→ Data items
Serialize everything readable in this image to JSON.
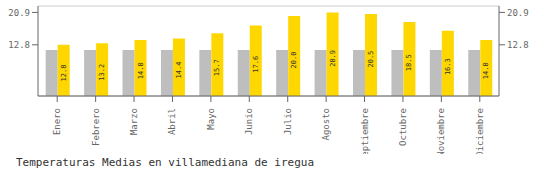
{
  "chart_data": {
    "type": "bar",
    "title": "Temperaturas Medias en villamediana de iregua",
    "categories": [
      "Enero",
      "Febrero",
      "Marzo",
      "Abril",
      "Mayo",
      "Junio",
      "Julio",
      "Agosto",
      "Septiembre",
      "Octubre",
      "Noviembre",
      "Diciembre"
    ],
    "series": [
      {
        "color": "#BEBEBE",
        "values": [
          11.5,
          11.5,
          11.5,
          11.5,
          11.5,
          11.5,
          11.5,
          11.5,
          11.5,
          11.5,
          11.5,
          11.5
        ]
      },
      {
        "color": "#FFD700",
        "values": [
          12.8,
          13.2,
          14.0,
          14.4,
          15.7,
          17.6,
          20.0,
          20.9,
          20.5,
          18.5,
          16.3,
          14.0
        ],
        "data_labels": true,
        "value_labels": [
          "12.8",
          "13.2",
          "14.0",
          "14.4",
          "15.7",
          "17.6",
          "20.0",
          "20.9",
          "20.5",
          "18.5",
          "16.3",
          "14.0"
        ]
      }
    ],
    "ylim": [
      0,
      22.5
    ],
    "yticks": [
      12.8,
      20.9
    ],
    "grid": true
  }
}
==
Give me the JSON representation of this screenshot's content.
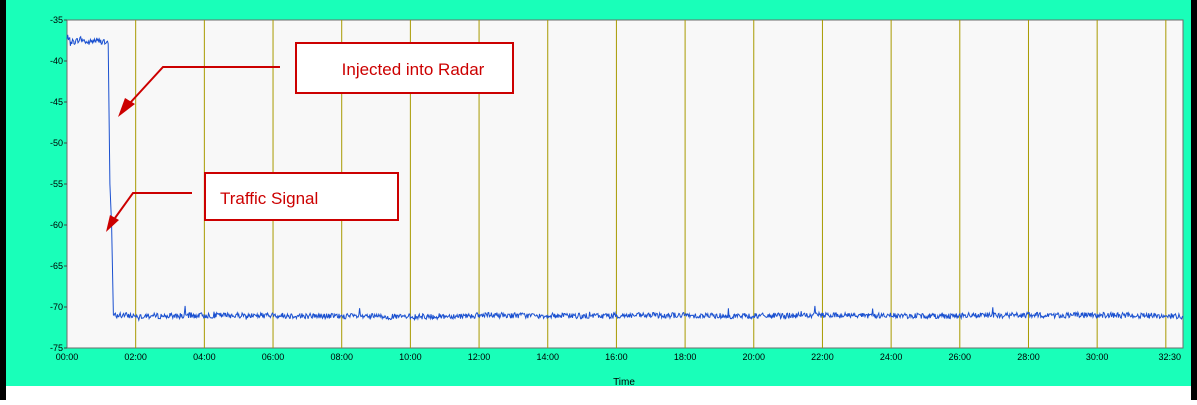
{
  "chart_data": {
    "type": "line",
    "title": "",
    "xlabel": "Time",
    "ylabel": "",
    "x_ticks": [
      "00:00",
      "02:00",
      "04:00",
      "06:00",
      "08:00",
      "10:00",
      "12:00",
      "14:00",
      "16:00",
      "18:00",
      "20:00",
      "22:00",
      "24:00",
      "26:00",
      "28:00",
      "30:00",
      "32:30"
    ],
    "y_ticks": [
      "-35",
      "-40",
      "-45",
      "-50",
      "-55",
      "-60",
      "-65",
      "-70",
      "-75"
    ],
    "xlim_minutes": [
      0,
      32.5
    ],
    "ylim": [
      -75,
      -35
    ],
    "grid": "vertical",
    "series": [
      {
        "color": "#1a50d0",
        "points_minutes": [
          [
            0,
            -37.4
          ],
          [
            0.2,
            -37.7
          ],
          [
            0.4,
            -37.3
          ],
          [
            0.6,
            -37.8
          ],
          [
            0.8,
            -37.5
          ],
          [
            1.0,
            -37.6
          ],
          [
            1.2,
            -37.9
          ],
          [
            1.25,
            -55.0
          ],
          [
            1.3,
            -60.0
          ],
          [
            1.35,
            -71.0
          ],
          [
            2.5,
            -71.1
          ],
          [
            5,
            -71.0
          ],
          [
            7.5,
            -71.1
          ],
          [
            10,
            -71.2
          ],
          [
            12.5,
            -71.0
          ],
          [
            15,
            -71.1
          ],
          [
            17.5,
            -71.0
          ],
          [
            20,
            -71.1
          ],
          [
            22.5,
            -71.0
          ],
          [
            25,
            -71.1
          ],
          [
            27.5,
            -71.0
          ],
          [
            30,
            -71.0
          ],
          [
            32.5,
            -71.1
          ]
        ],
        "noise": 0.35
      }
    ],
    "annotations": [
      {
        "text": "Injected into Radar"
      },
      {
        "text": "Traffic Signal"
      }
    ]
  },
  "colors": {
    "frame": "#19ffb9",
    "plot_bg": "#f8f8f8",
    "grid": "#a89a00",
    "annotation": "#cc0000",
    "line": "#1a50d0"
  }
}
--
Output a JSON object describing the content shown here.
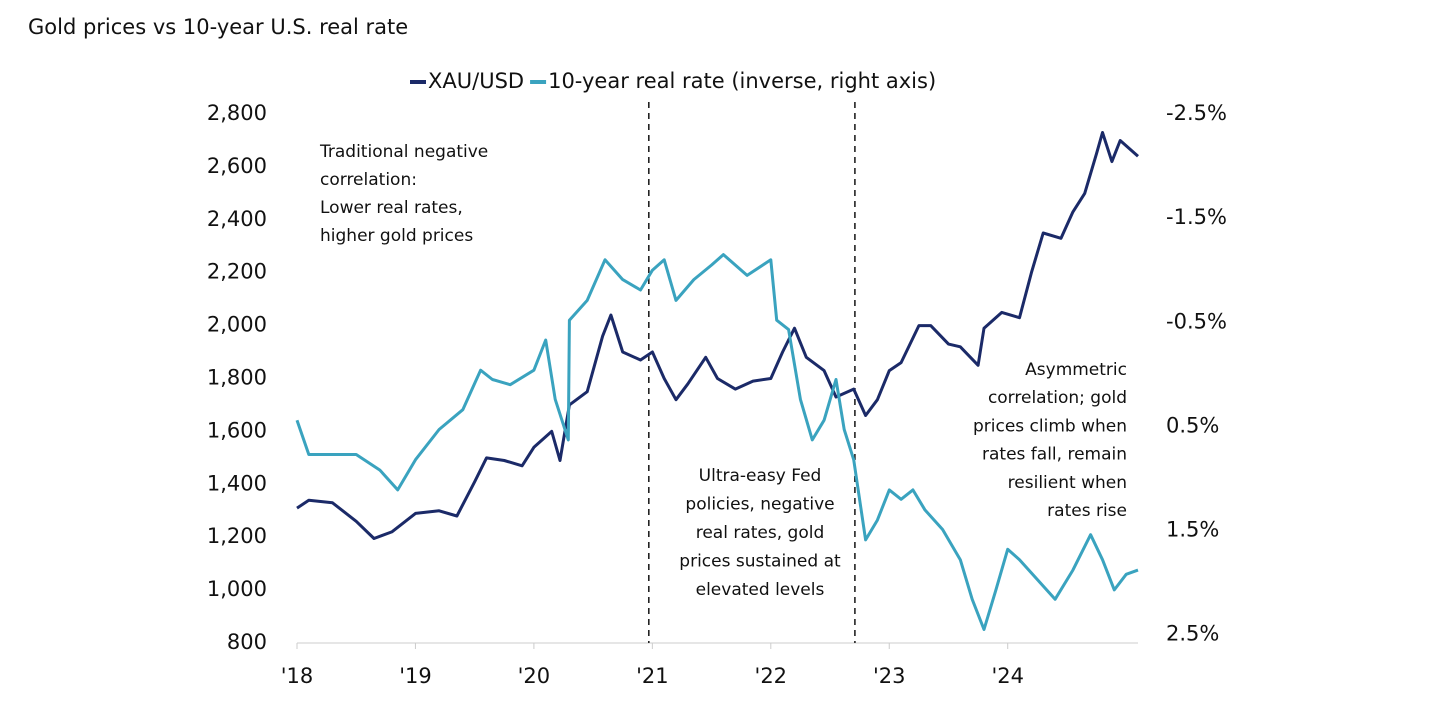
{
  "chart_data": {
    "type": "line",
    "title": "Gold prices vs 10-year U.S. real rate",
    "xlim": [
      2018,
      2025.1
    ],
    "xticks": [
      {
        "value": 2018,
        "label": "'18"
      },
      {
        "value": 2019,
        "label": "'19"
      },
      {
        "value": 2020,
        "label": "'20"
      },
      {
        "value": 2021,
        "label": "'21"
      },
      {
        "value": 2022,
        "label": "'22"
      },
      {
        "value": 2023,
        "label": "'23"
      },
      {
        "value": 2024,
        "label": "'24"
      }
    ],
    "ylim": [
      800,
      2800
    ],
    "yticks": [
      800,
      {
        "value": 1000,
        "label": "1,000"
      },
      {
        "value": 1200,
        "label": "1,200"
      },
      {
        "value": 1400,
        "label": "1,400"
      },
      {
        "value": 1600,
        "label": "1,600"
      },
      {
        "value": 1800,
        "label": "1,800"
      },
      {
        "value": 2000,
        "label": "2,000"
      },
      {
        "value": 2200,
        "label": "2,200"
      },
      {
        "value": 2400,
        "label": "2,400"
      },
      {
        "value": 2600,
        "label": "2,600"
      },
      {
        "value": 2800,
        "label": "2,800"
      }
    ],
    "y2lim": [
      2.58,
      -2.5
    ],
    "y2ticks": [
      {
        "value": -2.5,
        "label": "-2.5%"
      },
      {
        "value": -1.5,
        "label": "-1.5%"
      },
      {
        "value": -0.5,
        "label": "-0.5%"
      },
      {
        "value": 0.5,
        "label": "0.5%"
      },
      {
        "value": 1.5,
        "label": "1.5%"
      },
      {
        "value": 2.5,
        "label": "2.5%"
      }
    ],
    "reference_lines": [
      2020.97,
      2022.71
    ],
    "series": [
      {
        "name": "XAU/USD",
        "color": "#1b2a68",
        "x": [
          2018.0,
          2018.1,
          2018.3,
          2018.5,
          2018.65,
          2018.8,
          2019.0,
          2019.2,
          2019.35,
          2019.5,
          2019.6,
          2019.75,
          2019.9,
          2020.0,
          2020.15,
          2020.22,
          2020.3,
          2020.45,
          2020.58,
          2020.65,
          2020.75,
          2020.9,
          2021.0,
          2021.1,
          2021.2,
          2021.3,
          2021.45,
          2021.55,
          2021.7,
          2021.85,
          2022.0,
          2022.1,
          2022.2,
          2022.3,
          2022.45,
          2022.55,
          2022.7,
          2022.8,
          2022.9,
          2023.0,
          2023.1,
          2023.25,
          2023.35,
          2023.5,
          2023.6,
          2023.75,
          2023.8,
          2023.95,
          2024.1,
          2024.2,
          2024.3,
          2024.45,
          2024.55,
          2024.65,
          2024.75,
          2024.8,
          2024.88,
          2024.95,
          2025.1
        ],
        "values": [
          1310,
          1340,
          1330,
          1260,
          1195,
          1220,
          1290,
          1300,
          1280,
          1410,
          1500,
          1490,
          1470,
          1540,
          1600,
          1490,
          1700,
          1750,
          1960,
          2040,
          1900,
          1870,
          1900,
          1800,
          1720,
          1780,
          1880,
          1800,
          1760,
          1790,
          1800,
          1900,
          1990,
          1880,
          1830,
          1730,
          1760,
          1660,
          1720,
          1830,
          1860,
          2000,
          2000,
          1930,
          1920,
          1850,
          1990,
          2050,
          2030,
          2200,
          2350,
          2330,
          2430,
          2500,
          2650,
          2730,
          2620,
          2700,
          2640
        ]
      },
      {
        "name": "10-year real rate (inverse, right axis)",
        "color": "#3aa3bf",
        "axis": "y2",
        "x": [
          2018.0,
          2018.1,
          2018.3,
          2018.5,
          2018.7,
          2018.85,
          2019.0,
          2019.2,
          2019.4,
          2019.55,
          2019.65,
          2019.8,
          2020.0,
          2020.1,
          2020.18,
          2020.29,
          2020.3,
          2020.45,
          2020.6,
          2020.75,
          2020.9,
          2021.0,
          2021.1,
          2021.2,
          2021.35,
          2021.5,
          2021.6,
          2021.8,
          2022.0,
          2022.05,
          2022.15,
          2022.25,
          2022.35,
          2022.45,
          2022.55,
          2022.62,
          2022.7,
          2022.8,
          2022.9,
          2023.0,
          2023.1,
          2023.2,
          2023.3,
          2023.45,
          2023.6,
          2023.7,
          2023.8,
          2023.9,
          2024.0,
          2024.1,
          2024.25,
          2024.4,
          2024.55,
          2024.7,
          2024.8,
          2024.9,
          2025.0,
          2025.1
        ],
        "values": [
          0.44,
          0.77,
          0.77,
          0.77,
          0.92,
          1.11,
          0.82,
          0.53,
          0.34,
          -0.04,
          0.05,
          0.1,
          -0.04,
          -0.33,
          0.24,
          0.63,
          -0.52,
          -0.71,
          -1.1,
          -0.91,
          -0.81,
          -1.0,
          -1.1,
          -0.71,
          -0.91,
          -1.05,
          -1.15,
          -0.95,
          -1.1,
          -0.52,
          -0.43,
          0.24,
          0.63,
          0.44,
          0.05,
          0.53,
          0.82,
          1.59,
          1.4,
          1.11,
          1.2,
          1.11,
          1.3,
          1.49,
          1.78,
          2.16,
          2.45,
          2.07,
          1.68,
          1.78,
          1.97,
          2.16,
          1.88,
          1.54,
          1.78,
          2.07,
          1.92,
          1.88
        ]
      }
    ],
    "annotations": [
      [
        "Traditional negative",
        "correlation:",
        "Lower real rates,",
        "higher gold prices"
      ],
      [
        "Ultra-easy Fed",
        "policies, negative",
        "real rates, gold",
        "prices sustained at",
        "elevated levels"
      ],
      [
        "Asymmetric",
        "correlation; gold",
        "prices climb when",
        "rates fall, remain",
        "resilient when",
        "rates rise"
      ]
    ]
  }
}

→ EXERCISE GOAL
Go through the records and show every line with the string "rates" in it.

→ RESULT
        "Lower real rates,",
        "real rates, gold",
        "rates fall, remain",
        "rates rise"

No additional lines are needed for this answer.